● **RECORDED INFORMATION**

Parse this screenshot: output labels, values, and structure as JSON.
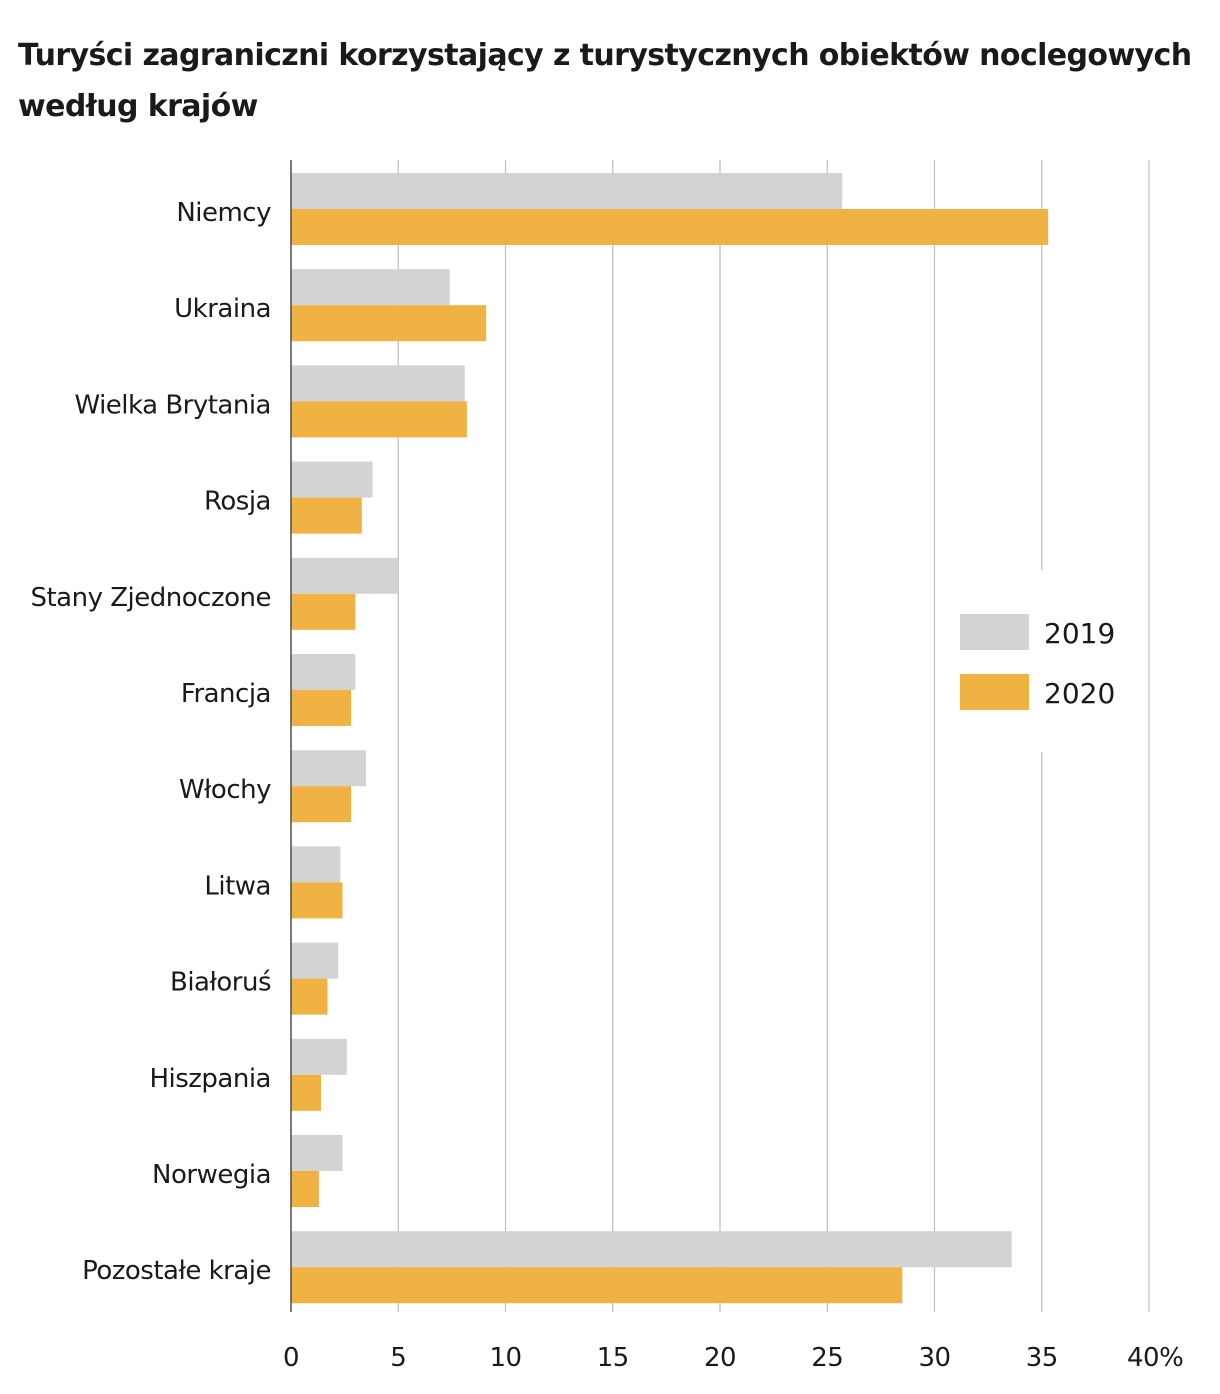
{
  "chart_data": {
    "type": "bar",
    "orientation": "horizontal",
    "title": "Turyści zagraniczni korzystający z turystycznych obiektów noclegowych według krajów",
    "categories": [
      "Niemcy",
      "Ukraina",
      "Wielka Brytania",
      "Rosja",
      "Stany Zjednoczone",
      "Francja",
      "Włochy",
      "Litwa",
      "Białoruś",
      "Hiszpania",
      "Norwegia",
      "Pozostałe kraje"
    ],
    "series": [
      {
        "name": "2019",
        "color": "#d3d3d3",
        "values": [
          25.7,
          7.4,
          8.1,
          3.8,
          5.0,
          3.0,
          3.5,
          2.3,
          2.2,
          2.6,
          2.4,
          33.6
        ]
      },
      {
        "name": "2020",
        "color": "#efb243",
        "values": [
          35.3,
          9.1,
          8.2,
          3.3,
          3.0,
          2.8,
          2.8,
          2.4,
          1.7,
          1.4,
          1.3,
          28.5
        ]
      }
    ],
    "xlim": [
      0,
      40
    ],
    "x_ticks": [
      "0",
      "5",
      "10",
      "15",
      "20",
      "25",
      "30",
      "35",
      "40%"
    ],
    "grid": true,
    "legend_position": "right"
  }
}
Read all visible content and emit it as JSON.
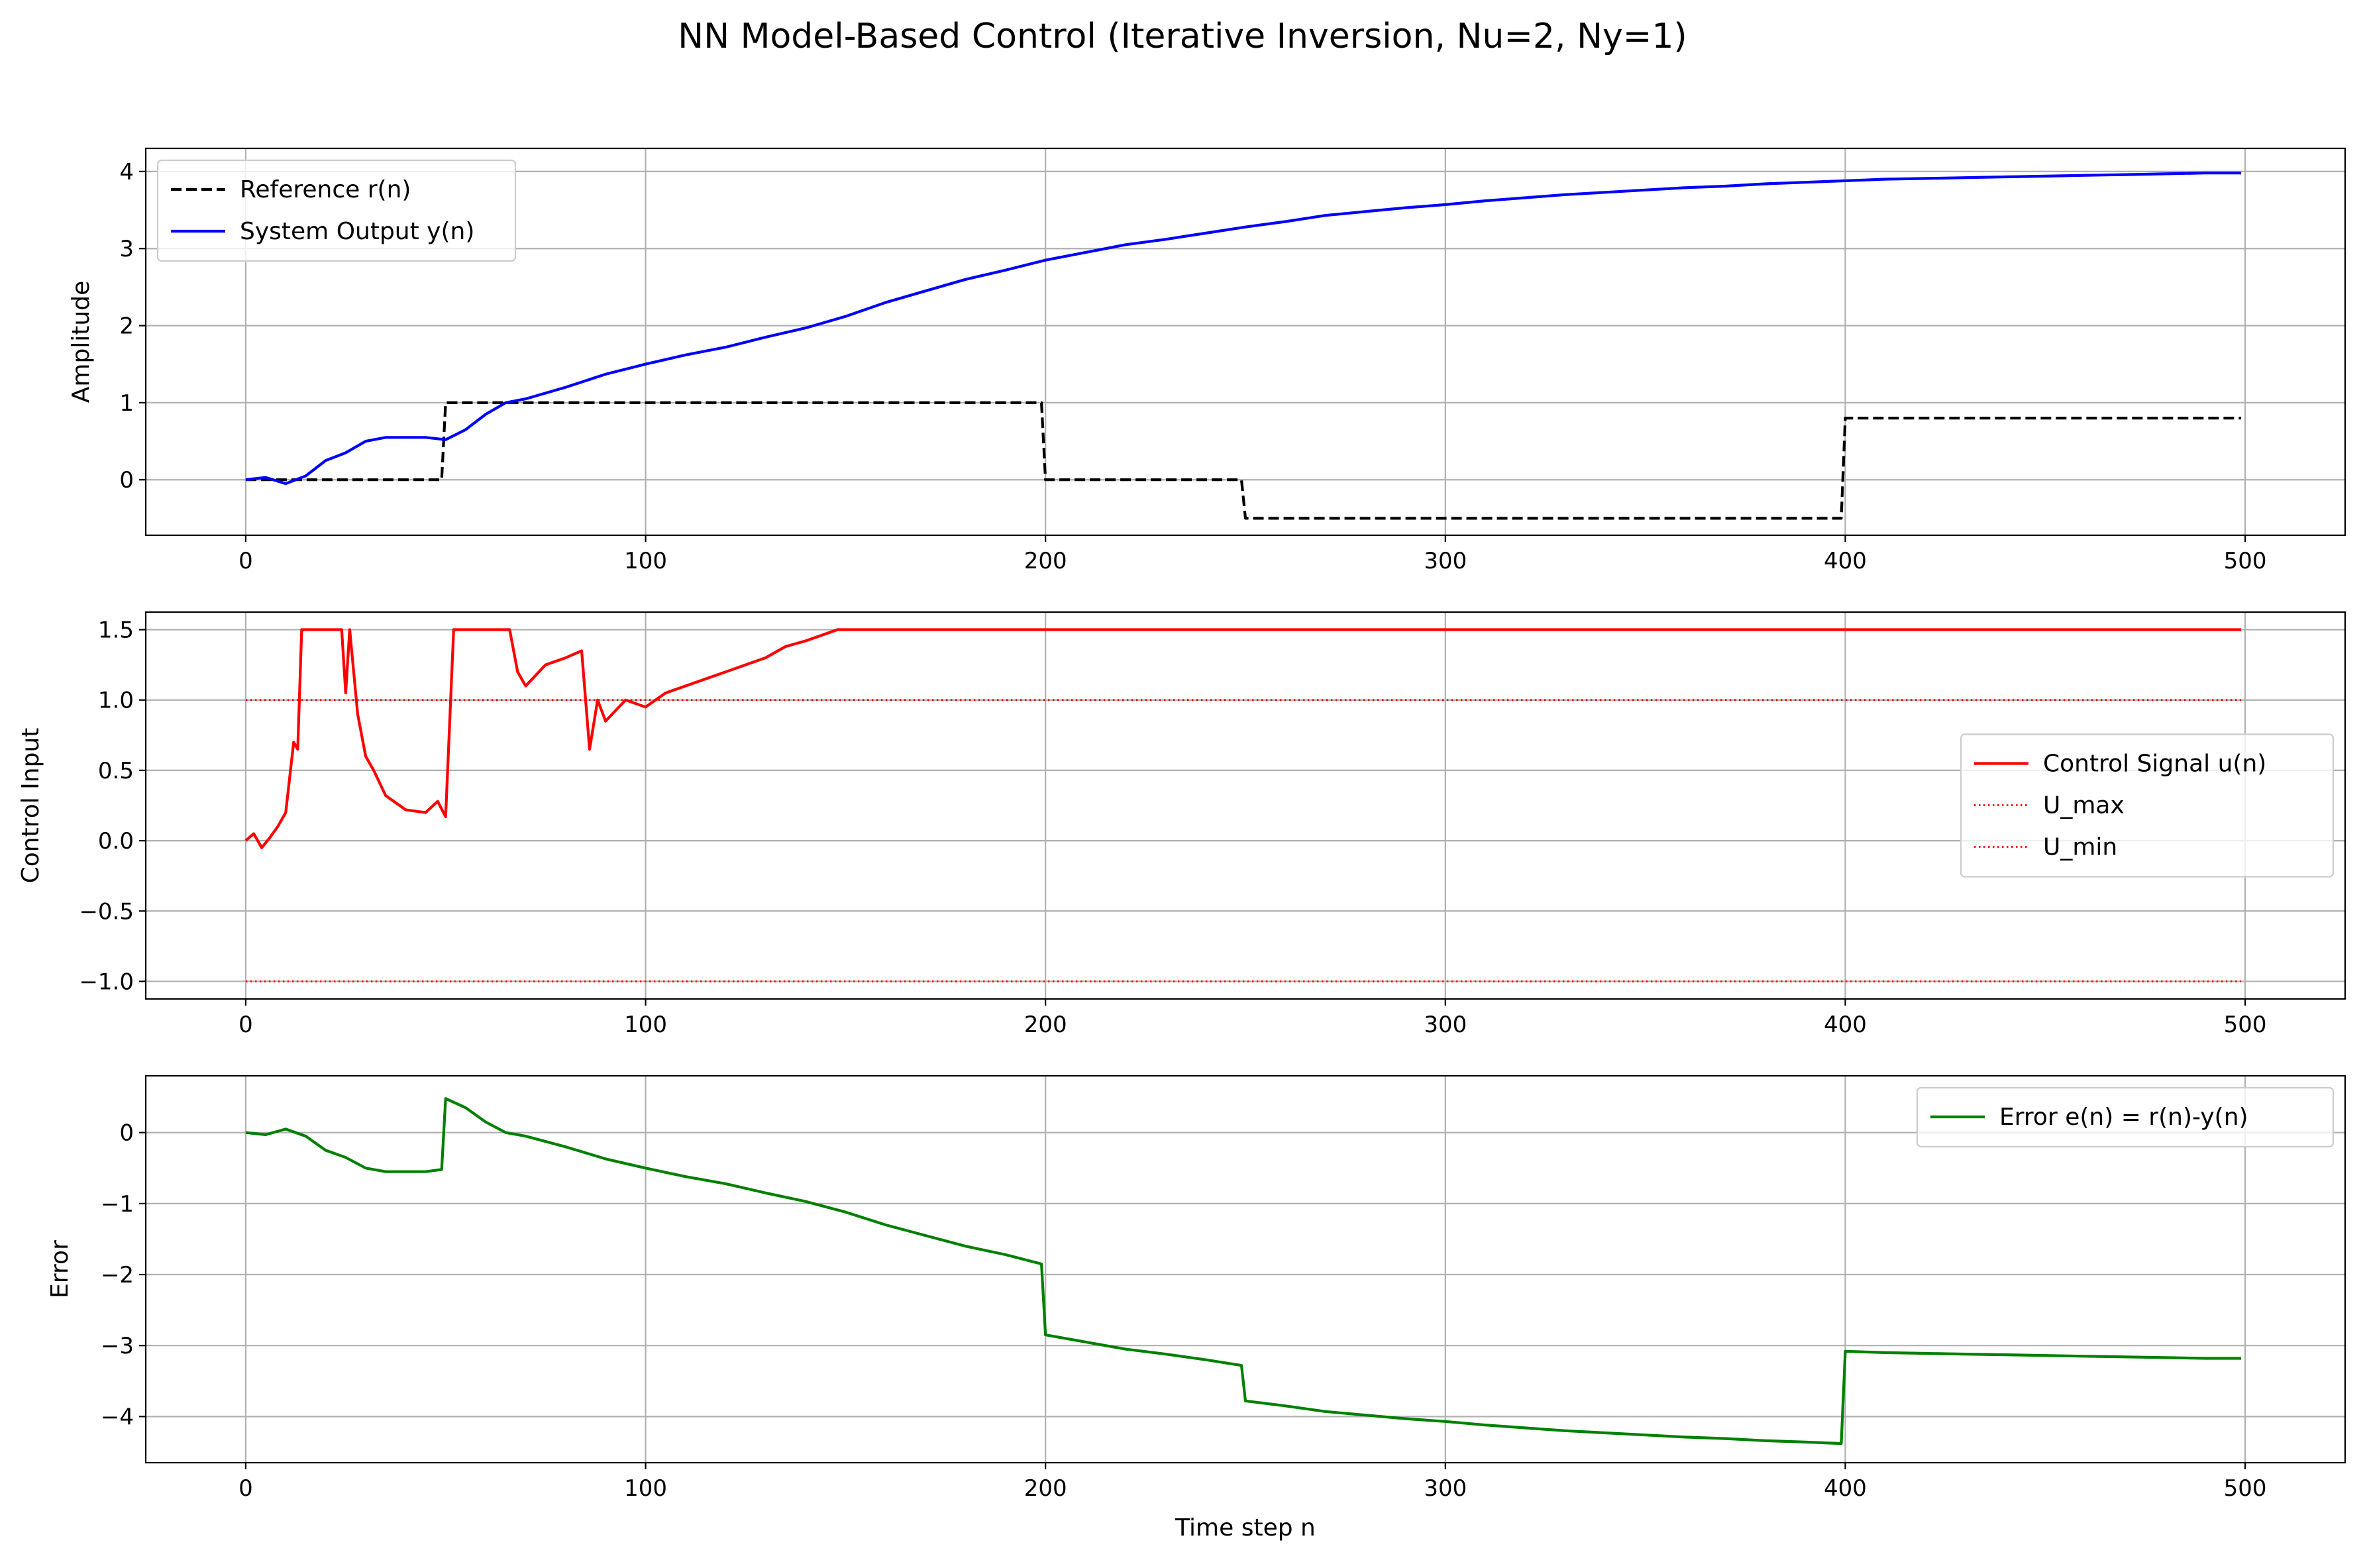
{
  "figure": {
    "title": "NN Model-Based Control (Iterative Inversion, Nu=2, Ny=1)"
  },
  "colors": {
    "reference": "#000000",
    "output": "#0000ff",
    "control": "#ff0000",
    "limits": "#ff0000",
    "error": "#008000",
    "grid": "#b0b0b0"
  },
  "chart_data": [
    {
      "type": "line",
      "ylabel": "Amplitude",
      "xlabel": "",
      "xlim": [
        -25,
        525
      ],
      "ylim": [
        -0.72,
        4.3
      ],
      "xticks": [
        0,
        100,
        200,
        300,
        400,
        500
      ],
      "xtick_labels": [
        "0",
        "100",
        "200",
        "300",
        "400",
        "500"
      ],
      "yticks": [
        0,
        1,
        2,
        3,
        4
      ],
      "ytick_labels": [
        "0",
        "1",
        "2",
        "3",
        "4"
      ],
      "grid": true,
      "legend": "upper-left",
      "series": [
        {
          "name": "Reference r(n)",
          "style": "dashed",
          "color": "#000000",
          "x": [
            0,
            49,
            50,
            199,
            200,
            249,
            250,
            399,
            400,
            499
          ],
          "y": [
            0,
            0,
            1,
            1,
            0,
            0,
            -0.5,
            -0.5,
            0.8,
            0.8
          ]
        },
        {
          "name": "System Output y(n)",
          "style": "solid",
          "color": "#0000ff",
          "x": [
            0,
            5,
            10,
            15,
            20,
            25,
            30,
            35,
            40,
            45,
            50,
            55,
            60,
            65,
            70,
            80,
            90,
            100,
            110,
            120,
            130,
            140,
            150,
            160,
            170,
            180,
            190,
            200,
            210,
            220,
            230,
            240,
            250,
            260,
            270,
            280,
            290,
            300,
            310,
            320,
            330,
            340,
            350,
            360,
            370,
            380,
            390,
            400,
            410,
            420,
            430,
            440,
            450,
            460,
            470,
            480,
            490,
            499
          ],
          "y": [
            0.0,
            0.03,
            -0.05,
            0.05,
            0.25,
            0.35,
            0.5,
            0.55,
            0.55,
            0.55,
            0.52,
            0.65,
            0.85,
            1.0,
            1.05,
            1.2,
            1.37,
            1.5,
            1.62,
            1.72,
            1.85,
            1.97,
            2.12,
            2.3,
            2.45,
            2.6,
            2.72,
            2.85,
            2.95,
            3.05,
            3.12,
            3.2,
            3.28,
            3.35,
            3.43,
            3.48,
            3.53,
            3.57,
            3.62,
            3.66,
            3.7,
            3.73,
            3.76,
            3.79,
            3.81,
            3.84,
            3.86,
            3.88,
            3.9,
            3.91,
            3.92,
            3.93,
            3.94,
            3.95,
            3.96,
            3.97,
            3.98,
            3.98
          ]
        }
      ]
    },
    {
      "type": "line",
      "ylabel": "Control Input",
      "xlabel": "",
      "xlim": [
        -25,
        525
      ],
      "ylim": [
        -1.125,
        1.625
      ],
      "xticks": [
        0,
        100,
        200,
        300,
        400,
        500
      ],
      "xtick_labels": [
        "0",
        "100",
        "200",
        "300",
        "400",
        "500"
      ],
      "yticks": [
        -1.0,
        -0.5,
        0.0,
        0.5,
        1.0,
        1.5
      ],
      "ytick_labels": [
        "−1.0",
        "−0.5",
        "0.0",
        "0.5",
        "1.0",
        "1.5"
      ],
      "grid": true,
      "legend": "center-right",
      "series": [
        {
          "name": "Control Signal u(n)",
          "style": "solid",
          "color": "#ff0000",
          "x": [
            0,
            2,
            4,
            6,
            8,
            10,
            12,
            13,
            14,
            20,
            24,
            25,
            26,
            28,
            30,
            32,
            35,
            40,
            45,
            48,
            50,
            52,
            55,
            60,
            66,
            68,
            70,
            75,
            80,
            84,
            86,
            88,
            90,
            95,
            100,
            105,
            110,
            115,
            120,
            125,
            130,
            135,
            140,
            145,
            148,
            150,
            200,
            250,
            300,
            350,
            400,
            450,
            499
          ],
          "y": [
            0.0,
            0.05,
            -0.05,
            0.02,
            0.1,
            0.2,
            0.7,
            0.65,
            1.5,
            1.5,
            1.5,
            1.05,
            1.5,
            0.9,
            0.6,
            0.5,
            0.32,
            0.22,
            0.2,
            0.28,
            0.17,
            1.5,
            1.5,
            1.5,
            1.5,
            1.2,
            1.1,
            1.25,
            1.3,
            1.35,
            0.65,
            1.0,
            0.85,
            1.0,
            0.95,
            1.05,
            1.1,
            1.15,
            1.2,
            1.25,
            1.3,
            1.38,
            1.42,
            1.47,
            1.5,
            1.5,
            1.5,
            1.5,
            1.5,
            1.5,
            1.5,
            1.5,
            1.5
          ]
        },
        {
          "name": "U_max",
          "style": "dotted",
          "color": "#ff0000",
          "x": [
            0,
            499
          ],
          "y": [
            1.0,
            1.0
          ]
        },
        {
          "name": "U_min",
          "style": "dotted",
          "color": "#ff0000",
          "x": [
            0,
            499
          ],
          "y": [
            -1.0,
            -1.0
          ]
        }
      ]
    },
    {
      "type": "line",
      "ylabel": "Error",
      "xlabel": "Time step n",
      "xlim": [
        -25,
        525
      ],
      "ylim": [
        -4.65,
        0.8
      ],
      "xticks": [
        0,
        100,
        200,
        300,
        400,
        500
      ],
      "xtick_labels": [
        "0",
        "100",
        "200",
        "300",
        "400",
        "500"
      ],
      "yticks": [
        -4,
        -3,
        -2,
        -1,
        0
      ],
      "ytick_labels": [
        "−4",
        "−3",
        "−2",
        "−1",
        "0"
      ],
      "grid": true,
      "legend": "upper-right",
      "series": [
        {
          "name": "Error e(n) = r(n)-y(n)",
          "style": "solid",
          "color": "#008000",
          "x": [
            0,
            5,
            10,
            15,
            20,
            25,
            30,
            35,
            40,
            45,
            49,
            50,
            55,
            60,
            65,
            70,
            80,
            90,
            100,
            110,
            120,
            130,
            140,
            150,
            160,
            170,
            180,
            190,
            199,
            200,
            210,
            220,
            230,
            240,
            249,
            250,
            260,
            270,
            280,
            290,
            300,
            310,
            320,
            330,
            340,
            350,
            360,
            370,
            380,
            390,
            399,
            400,
            410,
            420,
            430,
            440,
            450,
            460,
            470,
            480,
            490,
            499
          ],
          "y": [
            0.0,
            -0.03,
            0.05,
            -0.05,
            -0.25,
            -0.35,
            -0.5,
            -0.55,
            -0.55,
            -0.55,
            -0.52,
            0.48,
            0.35,
            0.15,
            0.0,
            -0.05,
            -0.2,
            -0.37,
            -0.5,
            -0.62,
            -0.72,
            -0.85,
            -0.97,
            -1.12,
            -1.3,
            -1.45,
            -1.6,
            -1.72,
            -1.85,
            -2.85,
            -2.95,
            -3.05,
            -3.12,
            -3.2,
            -3.28,
            -3.78,
            -3.85,
            -3.93,
            -3.98,
            -4.03,
            -4.07,
            -4.12,
            -4.16,
            -4.2,
            -4.23,
            -4.26,
            -4.29,
            -4.31,
            -4.34,
            -4.36,
            -4.38,
            -3.08,
            -3.1,
            -3.11,
            -3.12,
            -3.13,
            -3.14,
            -3.15,
            -3.16,
            -3.17,
            -3.18,
            -3.18
          ]
        }
      ]
    }
  ]
}
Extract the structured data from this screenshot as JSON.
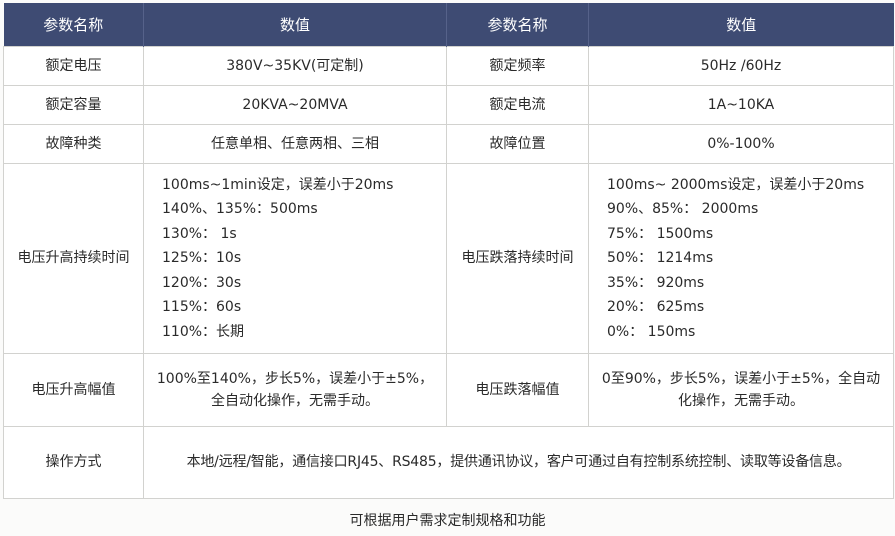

● **DIRECTIONS FOR THIS TASK**
Extract from the data every line where "ylabel" shows up.

● **SOLUTION TO THE PROBLEM**
      "ylabel": "Amplitude",
      "ylabel": "Control Input",
      "ylabel": "Error",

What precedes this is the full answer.